- _Problem to solve_
Make an exact copy of all the entries below, with the pictures left out.

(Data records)

## Start

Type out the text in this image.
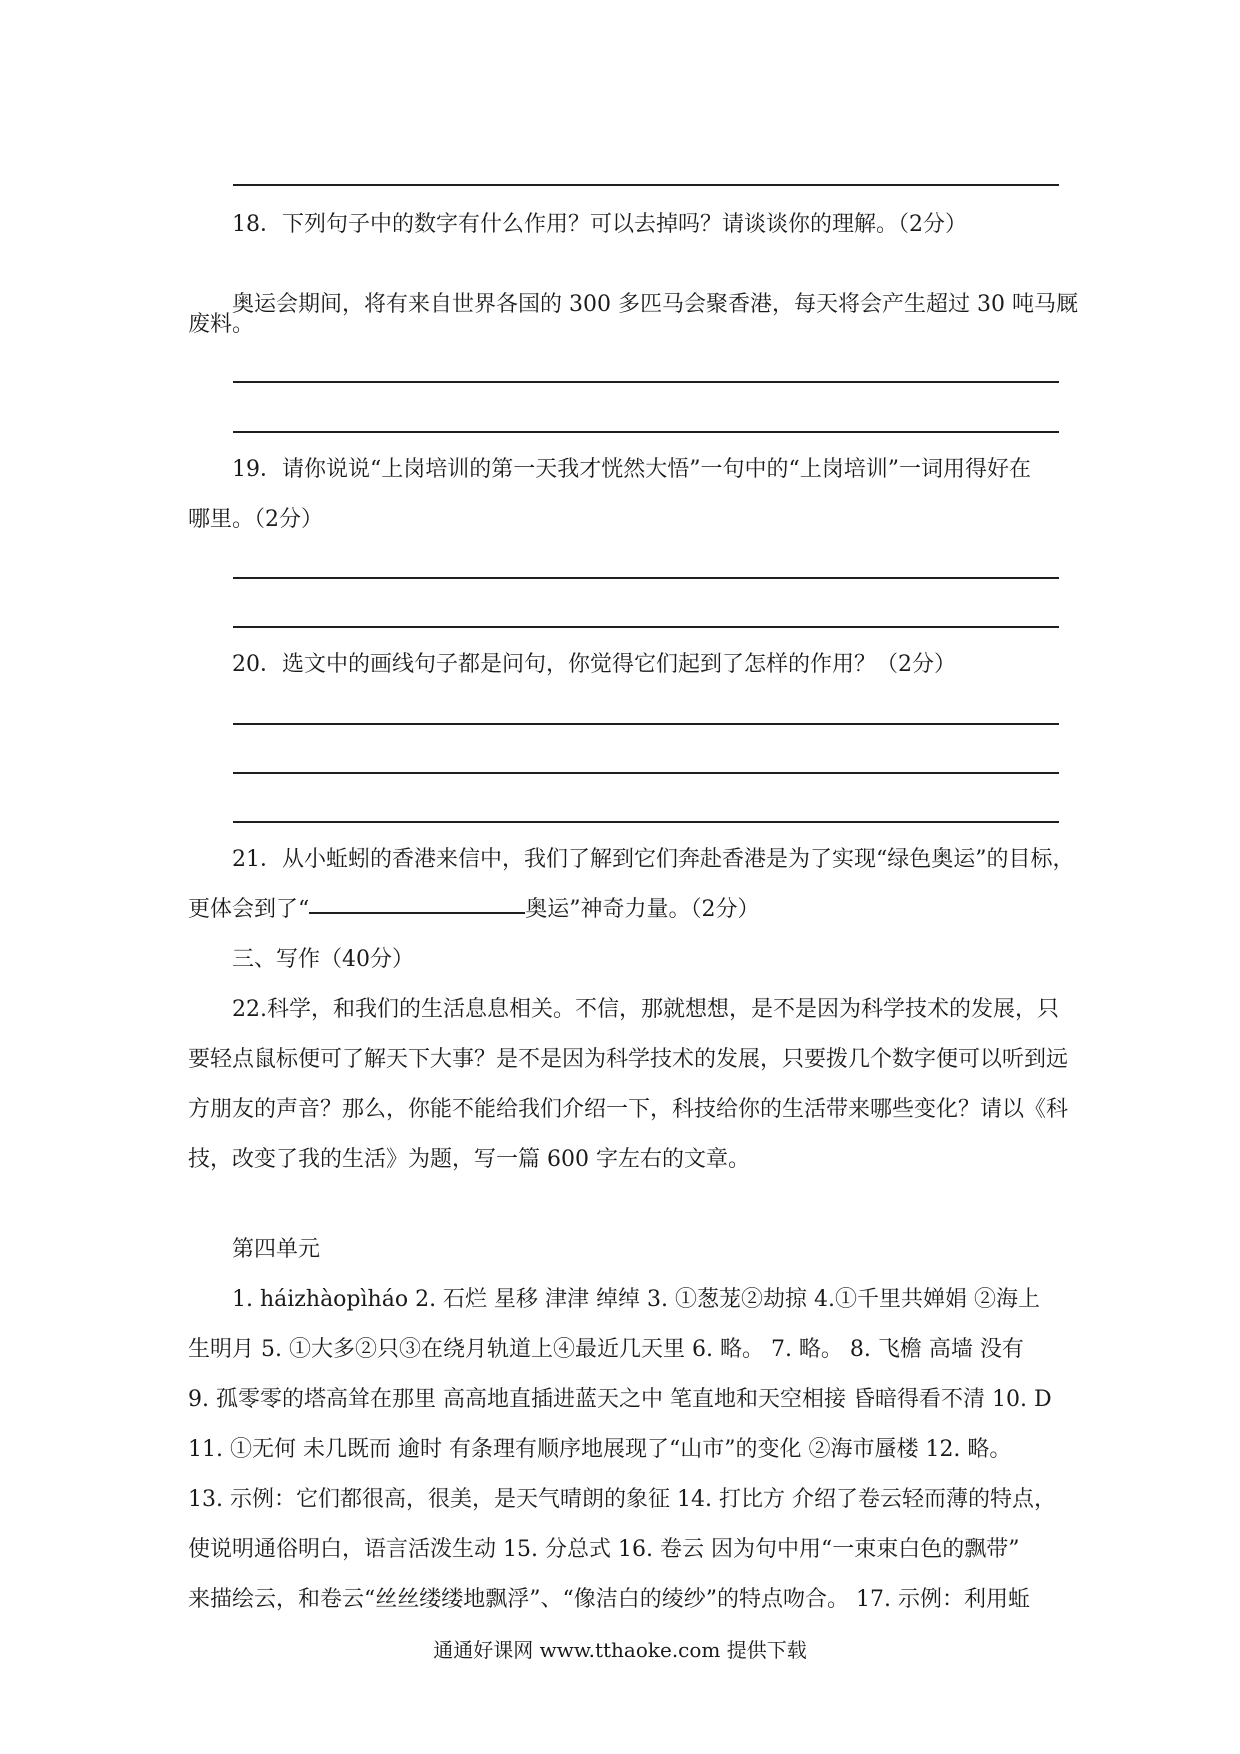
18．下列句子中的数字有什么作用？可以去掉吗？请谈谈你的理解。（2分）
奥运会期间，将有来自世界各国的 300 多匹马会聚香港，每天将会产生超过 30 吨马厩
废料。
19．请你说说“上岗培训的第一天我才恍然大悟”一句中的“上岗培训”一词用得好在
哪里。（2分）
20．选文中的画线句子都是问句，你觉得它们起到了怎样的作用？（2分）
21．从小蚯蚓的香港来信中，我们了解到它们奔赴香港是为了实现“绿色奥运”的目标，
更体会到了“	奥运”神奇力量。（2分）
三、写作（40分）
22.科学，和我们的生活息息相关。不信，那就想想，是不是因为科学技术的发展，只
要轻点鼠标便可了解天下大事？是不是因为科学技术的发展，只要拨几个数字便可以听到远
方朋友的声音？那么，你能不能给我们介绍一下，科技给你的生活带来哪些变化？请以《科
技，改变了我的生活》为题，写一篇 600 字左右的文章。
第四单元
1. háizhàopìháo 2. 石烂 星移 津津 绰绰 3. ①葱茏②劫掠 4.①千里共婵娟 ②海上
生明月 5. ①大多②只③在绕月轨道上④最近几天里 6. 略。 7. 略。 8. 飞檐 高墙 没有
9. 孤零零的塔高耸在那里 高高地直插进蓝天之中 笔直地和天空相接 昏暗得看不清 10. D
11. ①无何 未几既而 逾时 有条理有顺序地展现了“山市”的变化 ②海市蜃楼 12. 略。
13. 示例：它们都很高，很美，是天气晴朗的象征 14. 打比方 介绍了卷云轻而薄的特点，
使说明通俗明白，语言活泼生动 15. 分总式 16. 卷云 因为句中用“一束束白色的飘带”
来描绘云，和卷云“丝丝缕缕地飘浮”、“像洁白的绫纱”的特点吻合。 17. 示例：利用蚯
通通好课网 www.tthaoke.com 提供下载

## End

- _Solved problem_
Type out the text in this image.
18．下列句子中的数字有什么作用？可以去掉吗？请谈谈你的理解。（2分）
奥运会期间，将有来自世界各国的 300 多匹马会聚香港，每天将会产生超过 30 吨马厩
废料。
19．请你说说“上岗培训的第一天我才恍然大悟”一句中的“上岗培训”一词用得好在
哪里。（2分）
20．选文中的画线句子都是问句，你觉得它们起到了怎样的作用？（2分）
21．从小蚯蚓的香港来信中，我们了解到它们奔赴香港是为了实现“绿色奥运”的目标，
更体会到了“	奥运”神奇力量。（2分）
三、写作（40分）
22.科学，和我们的生活息息相关。不信，那就想想，是不是因为科学技术的发展，只
要轻点鼠标便可了解天下大事？是不是因为科学技术的发展，只要拨几个数字便可以听到远
方朋友的声音？那么，你能不能给我们介绍一下，科技给你的生活带来哪些变化？请以《科
技，改变了我的生活》为题，写一篇 600 字左右的文章。
第四单元
1. háizhàopìháo 2. 石烂 星移 津津 绰绰 3. ①葱茏②劫掠 4.①千里共婵娟 ②海上
生明月 5. ①大多②只③在绕月轨道上④最近几天里 6. 略。 7. 略。 8. 飞檐 高墙 没有
9. 孤零零的塔高耸在那里 高高地直插进蓝天之中 笔直地和天空相接 昏暗得看不清 10. D
11. ①无何 未几既而 逾时 有条理有顺序地展现了“山市”的变化 ②海市蜃楼 12. 略。
13. 示例：它们都很高，很美，是天气晴朗的象征 14. 打比方 介绍了卷云轻而薄的特点，
使说明通俗明白，语言活泼生动 15. 分总式 16. 卷云 因为句中用“一束束白色的飘带”
来描绘云，和卷云“丝丝缕缕地飘浮”、“像洁白的绫纱”的特点吻合。 17. 示例：利用蚯
通通好课网 www.tthaoke.com 提供下载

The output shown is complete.